To be done:
Omit the pictures and output every entry below exactly as written.

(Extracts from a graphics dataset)
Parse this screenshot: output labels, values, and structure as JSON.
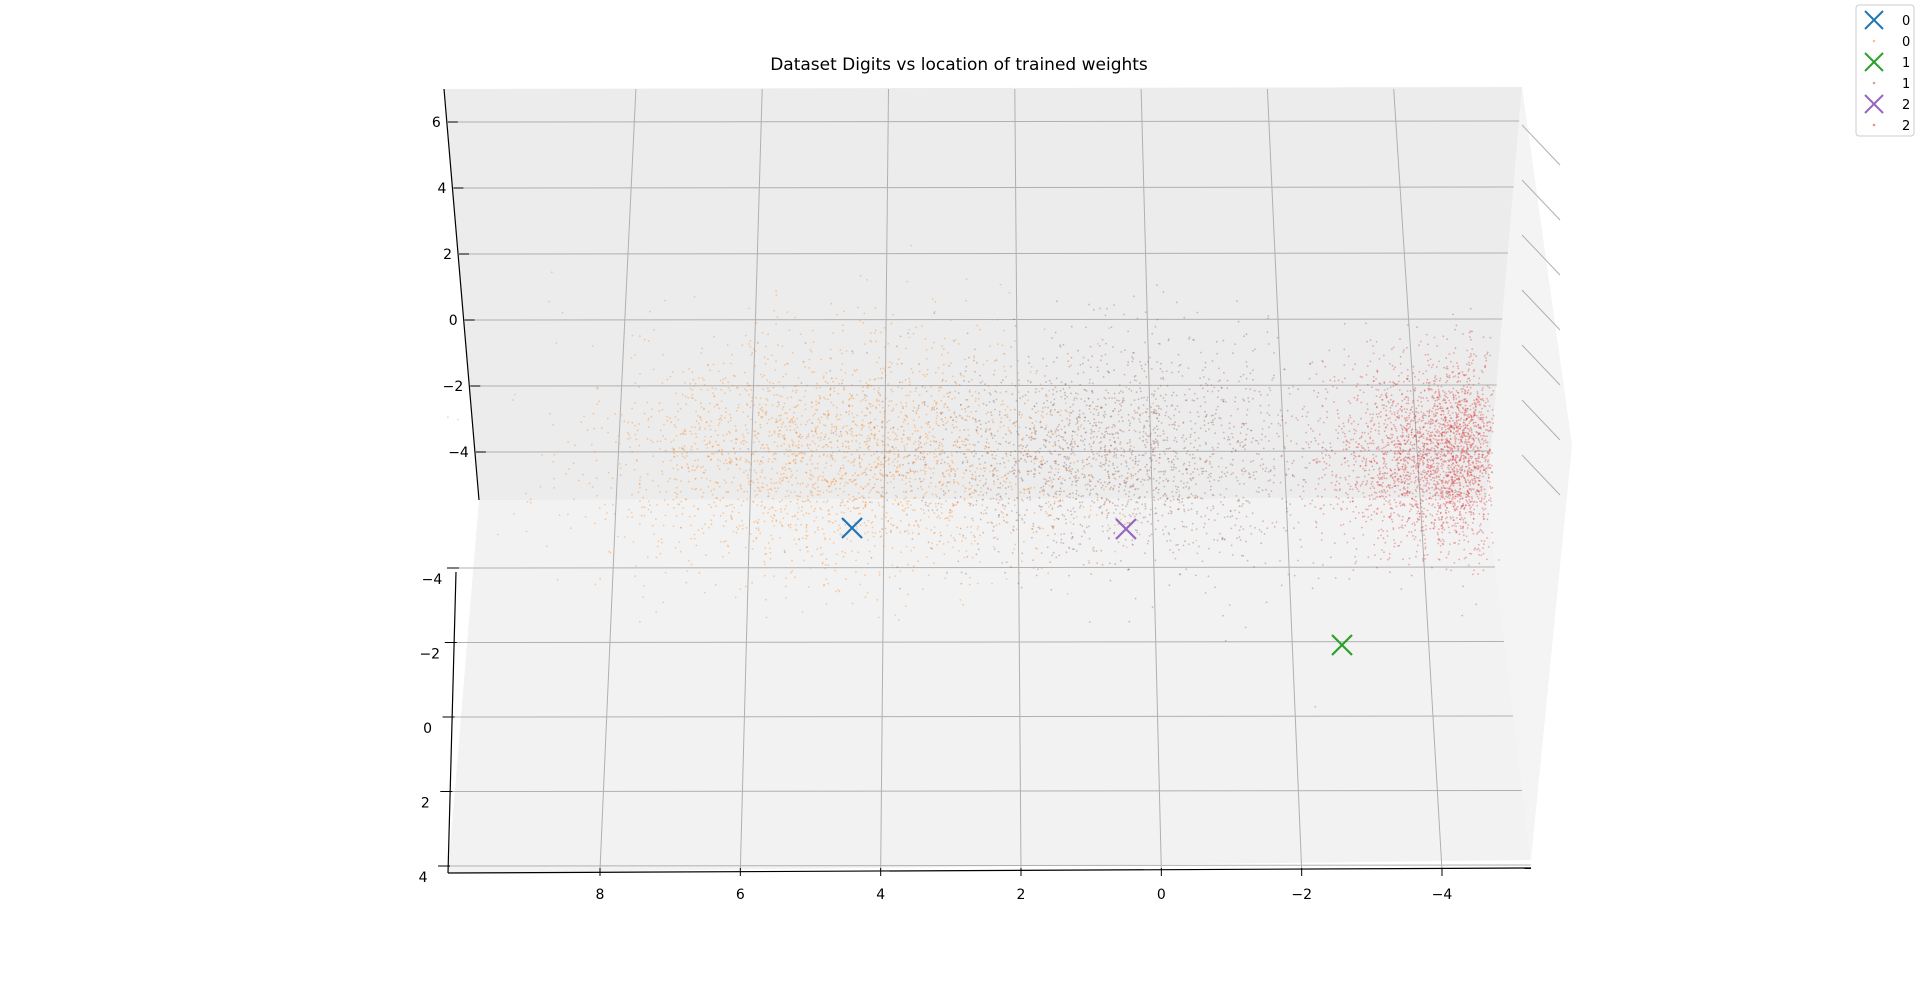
{
  "chart_data": {
    "type": "scatter",
    "title": "Dataset Digits vs location of trained weights",
    "xlabel": "",
    "ylabel": "",
    "zlabel": "",
    "x_ticks": [
      "8",
      "6",
      "4",
      "2",
      "0",
      "−2",
      "−4"
    ],
    "x_tick_values": [
      8,
      6,
      4,
      2,
      0,
      -2,
      -4
    ],
    "y_ticks": [
      "4",
      "2",
      "0",
      "−2",
      "−4"
    ],
    "y_tick_values": [
      4,
      2,
      0,
      -2,
      -4
    ],
    "z_ticks": [
      "6",
      "4",
      "2",
      "0",
      "−2",
      "−4"
    ],
    "z_tick_values": [
      6,
      4,
      2,
      0,
      -2,
      -4
    ],
    "grid": true,
    "legend_position": "top-right",
    "point_clouds": [
      {
        "name": "0",
        "color": "#ff7f0e",
        "x_center": 4.6,
        "x_spread": 1.7,
        "y_center": -2.9,
        "y_spread": 1.5,
        "z_center": -4.2,
        "z_spread": 1.6,
        "count": 2600
      },
      {
        "name": "1",
        "color": "#8c564b",
        "x_center": 0.6,
        "x_spread": 1.6,
        "y_center": -3.2,
        "y_spread": 1.4,
        "z_center": -3.0,
        "z_spread": 1.5,
        "count": 2200
      },
      {
        "name": "2",
        "color": "#d62728",
        "x_center": -3.6,
        "x_spread": 0.6,
        "y_center": -3.2,
        "y_spread": 1.2,
        "z_center": -3.4,
        "z_spread": 1.3,
        "count": 2600
      }
    ],
    "weights": [
      {
        "name": "0",
        "color": "#1f77b4",
        "x": 4.4,
        "y": -4.4,
        "z": -5.6
      },
      {
        "name": "1",
        "color": "#2ca02c",
        "x": -2.5,
        "y": -2.0,
        "z": -5.6
      },
      {
        "name": "2",
        "color": "#9467bd",
        "x": 0.5,
        "y": -4.4,
        "z": -5.6
      }
    ],
    "legend": [
      {
        "label": "0",
        "marker": "x",
        "color": "#1f77b4"
      },
      {
        "label": "0",
        "marker": "dot",
        "color": "#ff7f0e"
      },
      {
        "label": "1",
        "marker": "x",
        "color": "#2ca02c"
      },
      {
        "label": "1",
        "marker": "dot",
        "color": "#8c564b"
      },
      {
        "label": "2",
        "marker": "x",
        "color": "#9467bd"
      },
      {
        "label": "2",
        "marker": "dot",
        "color": "#d62728"
      }
    ]
  }
}
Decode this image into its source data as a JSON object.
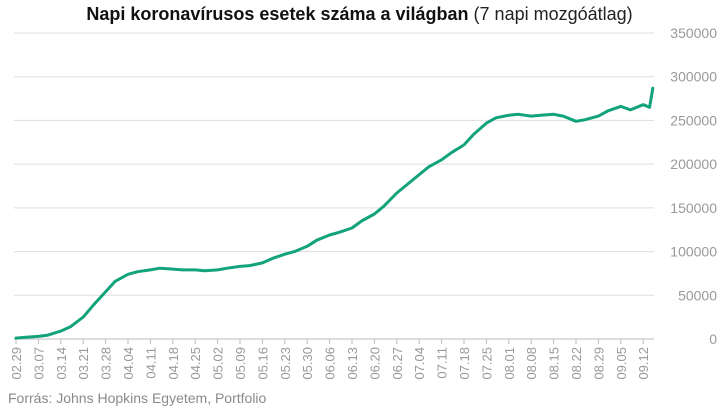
{
  "title_bold": "Napi koronavírusos esetek száma a világban",
  "title_normal": "(7 napi mozgóátlag)",
  "source": "Forrás: Johns Hopkins Egyetem, Portfolio",
  "colors": {
    "line": "#13a37c",
    "grid": "#dddddd",
    "axis": "#999999",
    "text": "#999999"
  },
  "chart_data": {
    "type": "line",
    "title": "Napi koronavírusos esetek száma a világban (7 napi mozgóátlag)",
    "xlabel": "",
    "ylabel": "",
    "ylim": [
      0,
      350000
    ],
    "y_axis_side": "right",
    "grid": "horizontal",
    "yticks": [
      0,
      50000,
      100000,
      150000,
      200000,
      250000,
      300000,
      350000
    ],
    "ytick_labels": [
      "0",
      "50000",
      "100000",
      "150000",
      "200000",
      "250000",
      "300000",
      "350000"
    ],
    "xticks": [
      "02.29",
      "03.07",
      "03.14",
      "03.21",
      "03.28",
      "04.04",
      "04.11",
      "04.18",
      "04.25",
      "05.02",
      "05.09",
      "05.16",
      "05.23",
      "05.30",
      "06.06",
      "06.13",
      "06.20",
      "06.27",
      "07.04",
      "07.11",
      "07.18",
      "07.25",
      "08.01",
      "08.08",
      "08.15",
      "08.22",
      "08.29",
      "09.05",
      "09.12"
    ],
    "series": [
      {
        "color": "#13a37c",
        "points": [
          [
            "02.29",
            1000
          ],
          [
            "03.03",
            2000
          ],
          [
            "03.07",
            3000
          ],
          [
            "03.10",
            4500
          ],
          [
            "03.14",
            9000
          ],
          [
            "03.17",
            14000
          ],
          [
            "03.21",
            25000
          ],
          [
            "03.24",
            38000
          ],
          [
            "03.28",
            54000
          ],
          [
            "03.31",
            66000
          ],
          [
            "04.04",
            74000
          ],
          [
            "04.07",
            77000
          ],
          [
            "04.11",
            79000
          ],
          [
            "04.14",
            81000
          ],
          [
            "04.18",
            80000
          ],
          [
            "04.21",
            79000
          ],
          [
            "04.25",
            79000
          ],
          [
            "04.28",
            78000
          ],
          [
            "05.02",
            79000
          ],
          [
            "05.05",
            81000
          ],
          [
            "05.09",
            83000
          ],
          [
            "05.12",
            84000
          ],
          [
            "05.16",
            87000
          ],
          [
            "05.19",
            92000
          ],
          [
            "05.23",
            97000
          ],
          [
            "05.26",
            100000
          ],
          [
            "05.30",
            106000
          ],
          [
            "06.02",
            113000
          ],
          [
            "06.06",
            119000
          ],
          [
            "06.09",
            122000
          ],
          [
            "06.13",
            127000
          ],
          [
            "06.16",
            135000
          ],
          [
            "06.20",
            143000
          ],
          [
            "06.23",
            152000
          ],
          [
            "06.27",
            167000
          ],
          [
            "06.30",
            176000
          ],
          [
            "07.04",
            188000
          ],
          [
            "07.07",
            197000
          ],
          [
            "07.11",
            205000
          ],
          [
            "07.14",
            213000
          ],
          [
            "07.18",
            222000
          ],
          [
            "07.21",
            234000
          ],
          [
            "07.25",
            247000
          ],
          [
            "07.28",
            253000
          ],
          [
            "08.01",
            256000
          ],
          [
            "08.04",
            257000
          ],
          [
            "08.08",
            255000
          ],
          [
            "08.11",
            256000
          ],
          [
            "08.15",
            257000
          ],
          [
            "08.18",
            255000
          ],
          [
            "08.22",
            249000
          ],
          [
            "08.25",
            251000
          ],
          [
            "08.29",
            255000
          ],
          [
            "09.01",
            261000
          ],
          [
            "09.05",
            266000
          ],
          [
            "09.08",
            262000
          ],
          [
            "09.12",
            268000
          ],
          [
            "09.14",
            265000
          ],
          [
            "09.15",
            287000
          ]
        ]
      }
    ]
  }
}
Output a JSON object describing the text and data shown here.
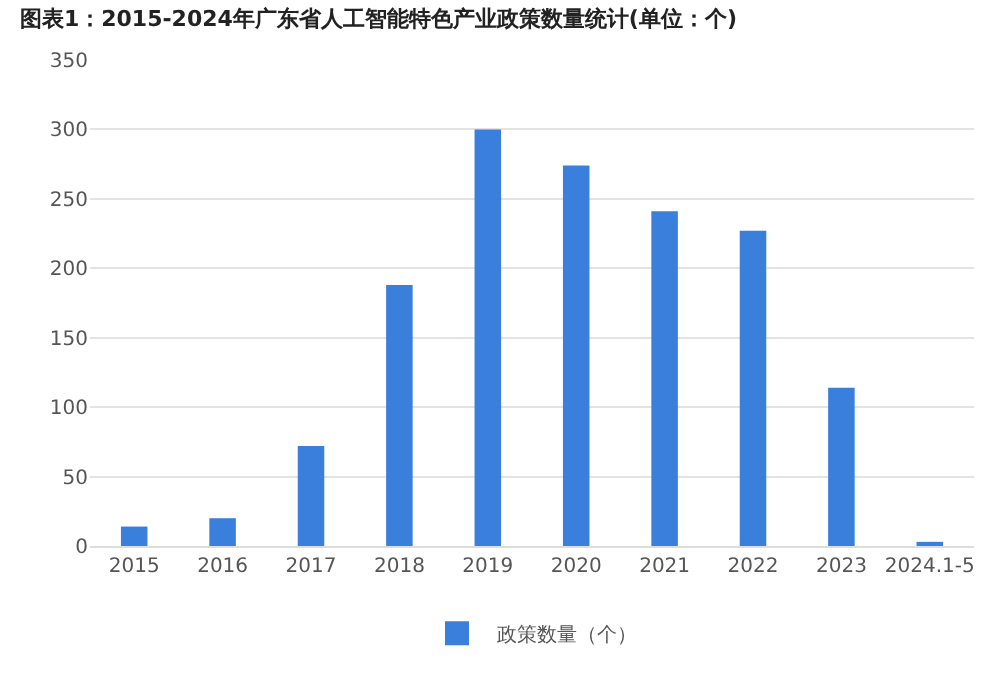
{
  "chart_data": {
    "type": "bar",
    "title": "图表1：2015-2024年广东省人工智能特色产业政策数量统计(单位：个)",
    "categories": [
      "2015",
      "2016",
      "2017",
      "2018",
      "2019",
      "2020",
      "2021",
      "2022",
      "2023",
      "2024.1-5"
    ],
    "series": [
      {
        "name": "政策数量（个）",
        "color": "#3a7fdc",
        "values": [
          14,
          20,
          72,
          188,
          300,
          274,
          241,
          227,
          114,
          3
        ]
      }
    ],
    "ylim": [
      0,
      350
    ],
    "yticks": [
      0,
      50,
      100,
      150,
      200,
      250,
      300,
      350
    ],
    "grid": "y",
    "legend": "bottom"
  }
}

Written response:
Parse this screenshot: output labels, values, and structure as JSON.
{
  "chart_data": {
    "type": "scatter",
    "title": "Dataset Digits vs location of trained weights",
    "xlabel": "",
    "ylabel": "",
    "zlabel": "",
    "x_ticks": [
      "8",
      "6",
      "4",
      "2",
      "0",
      "−2",
      "−4"
    ],
    "x_tick_values": [
      8,
      6,
      4,
      2,
      0,
      -2,
      -4
    ],
    "y_ticks": [
      "4",
      "2",
      "0",
      "−2",
      "−4"
    ],
    "y_tick_values": [
      4,
      2,
      0,
      -2,
      -4
    ],
    "z_ticks": [
      "6",
      "4",
      "2",
      "0",
      "−2",
      "−4"
    ],
    "z_tick_values": [
      6,
      4,
      2,
      0,
      -2,
      -4
    ],
    "grid": true,
    "legend_position": "top-right",
    "point_clouds": [
      {
        "name": "0",
        "color": "#ff7f0e",
        "x_center": 4.6,
        "x_spread": 1.7,
        "y_center": -2.9,
        "y_spread": 1.5,
        "z_center": -4.2,
        "z_spread": 1.6,
        "count": 2600
      },
      {
        "name": "1",
        "color": "#8c564b",
        "x_center": 0.6,
        "x_spread": 1.6,
        "y_center": -3.2,
        "y_spread": 1.4,
        "z_center": -3.0,
        "z_spread": 1.5,
        "count": 2200
      },
      {
        "name": "2",
        "color": "#d62728",
        "x_center": -3.6,
        "x_spread": 0.6,
        "y_center": -3.2,
        "y_spread": 1.2,
        "z_center": -3.4,
        "z_spread": 1.3,
        "count": 2600
      }
    ],
    "weights": [
      {
        "name": "0",
        "color": "#1f77b4",
        "x": 4.4,
        "y": -4.4,
        "z": -5.6
      },
      {
        "name": "1",
        "color": "#2ca02c",
        "x": -2.5,
        "y": -2.0,
        "z": -5.6
      },
      {
        "name": "2",
        "color": "#9467bd",
        "x": 0.5,
        "y": -4.4,
        "z": -5.6
      }
    ],
    "legend": [
      {
        "label": "0",
        "marker": "x",
        "color": "#1f77b4"
      },
      {
        "label": "0",
        "marker": "dot",
        "color": "#ff7f0e"
      },
      {
        "label": "1",
        "marker": "x",
        "color": "#2ca02c"
      },
      {
        "label": "1",
        "marker": "dot",
        "color": "#8c564b"
      },
      {
        "label": "2",
        "marker": "x",
        "color": "#9467bd"
      },
      {
        "label": "2",
        "marker": "dot",
        "color": "#d62728"
      }
    ]
  }
}
Decode this image into its source data as a JSON object.
{
  "title_bold": "Napi koronavírusos esetek száma a világban",
  "title_normal": "(7 napi mozgóátlag)",
  "source": "Forrás: Johns Hopkins Egyetem, Portfolio",
  "colors": {
    "line": "#13a37c",
    "grid": "#dddddd",
    "axis": "#999999",
    "text": "#999999"
  },
  "chart_data": {
    "type": "line",
    "title": "Napi koronavírusos esetek száma a világban (7 napi mozgóátlag)",
    "xlabel": "",
    "ylabel": "",
    "ylim": [
      0,
      350000
    ],
    "y_axis_side": "right",
    "grid": "horizontal",
    "yticks": [
      0,
      50000,
      100000,
      150000,
      200000,
      250000,
      300000,
      350000
    ],
    "ytick_labels": [
      "0",
      "50000",
      "100000",
      "150000",
      "200000",
      "250000",
      "300000",
      "350000"
    ],
    "xticks": [
      "02.29",
      "03.07",
      "03.14",
      "03.21",
      "03.28",
      "04.04",
      "04.11",
      "04.18",
      "04.25",
      "05.02",
      "05.09",
      "05.16",
      "05.23",
      "05.30",
      "06.06",
      "06.13",
      "06.20",
      "06.27",
      "07.04",
      "07.11",
      "07.18",
      "07.25",
      "08.01",
      "08.08",
      "08.15",
      "08.22",
      "08.29",
      "09.05",
      "09.12"
    ],
    "series": [
      {
        "color": "#13a37c",
        "points": [
          [
            "02.29",
            1000
          ],
          [
            "03.03",
            2000
          ],
          [
            "03.07",
            3000
          ],
          [
            "03.10",
            4500
          ],
          [
            "03.14",
            9000
          ],
          [
            "03.17",
            14000
          ],
          [
            "03.21",
            25000
          ],
          [
            "03.24",
            38000
          ],
          [
            "03.28",
            54000
          ],
          [
            "03.31",
            66000
          ],
          [
            "04.04",
            74000
          ],
          [
            "04.07",
            77000
          ],
          [
            "04.11",
            79000
          ],
          [
            "04.14",
            81000
          ],
          [
            "04.18",
            80000
          ],
          [
            "04.21",
            79000
          ],
          [
            "04.25",
            79000
          ],
          [
            "04.28",
            78000
          ],
          [
            "05.02",
            79000
          ],
          [
            "05.05",
            81000
          ],
          [
            "05.09",
            83000
          ],
          [
            "05.12",
            84000
          ],
          [
            "05.16",
            87000
          ],
          [
            "05.19",
            92000
          ],
          [
            "05.23",
            97000
          ],
          [
            "05.26",
            100000
          ],
          [
            "05.30",
            106000
          ],
          [
            "06.02",
            113000
          ],
          [
            "06.06",
            119000
          ],
          [
            "06.09",
            122000
          ],
          [
            "06.13",
            127000
          ],
          [
            "06.16",
            135000
          ],
          [
            "06.20",
            143000
          ],
          [
            "06.23",
            152000
          ],
          [
            "06.27",
            167000
          ],
          [
            "06.30",
            176000
          ],
          [
            "07.04",
            188000
          ],
          [
            "07.07",
            197000
          ],
          [
            "07.11",
            205000
          ],
          [
            "07.14",
            213000
          ],
          [
            "07.18",
            222000
          ],
          [
            "07.21",
            234000
          ],
          [
            "07.25",
            247000
          ],
          [
            "07.28",
            253000
          ],
          [
            "08.01",
            256000
          ],
          [
            "08.04",
            257000
          ],
          [
            "08.08",
            255000
          ],
          [
            "08.11",
            256000
          ],
          [
            "08.15",
            257000
          ],
          [
            "08.18",
            255000
          ],
          [
            "08.22",
            249000
          ],
          [
            "08.25",
            251000
          ],
          [
            "08.29",
            255000
          ],
          [
            "09.01",
            261000
          ],
          [
            "09.05",
            266000
          ],
          [
            "09.08",
            262000
          ],
          [
            "09.12",
            268000
          ],
          [
            "09.14",
            265000
          ],
          [
            "09.15",
            287000
          ]
        ]
      }
    ]
  }
}
Output a JSON object describing the text and data shown here.
{
  "chart_data": {
    "type": "bar",
    "title": "图表1：2015-2024年广东省人工智能特色产业政策数量统计(单位：个)",
    "categories": [
      "2015",
      "2016",
      "2017",
      "2018",
      "2019",
      "2020",
      "2021",
      "2022",
      "2023",
      "2024.1-5"
    ],
    "series": [
      {
        "name": "政策数量（个）",
        "color": "#3a7fdc",
        "values": [
          14,
          20,
          72,
          188,
          300,
          274,
          241,
          227,
          114,
          3
        ]
      }
    ],
    "ylim": [
      0,
      350
    ],
    "yticks": [
      0,
      50,
      100,
      150,
      200,
      250,
      300,
      350
    ],
    "grid": "y",
    "legend": "bottom"
  }
}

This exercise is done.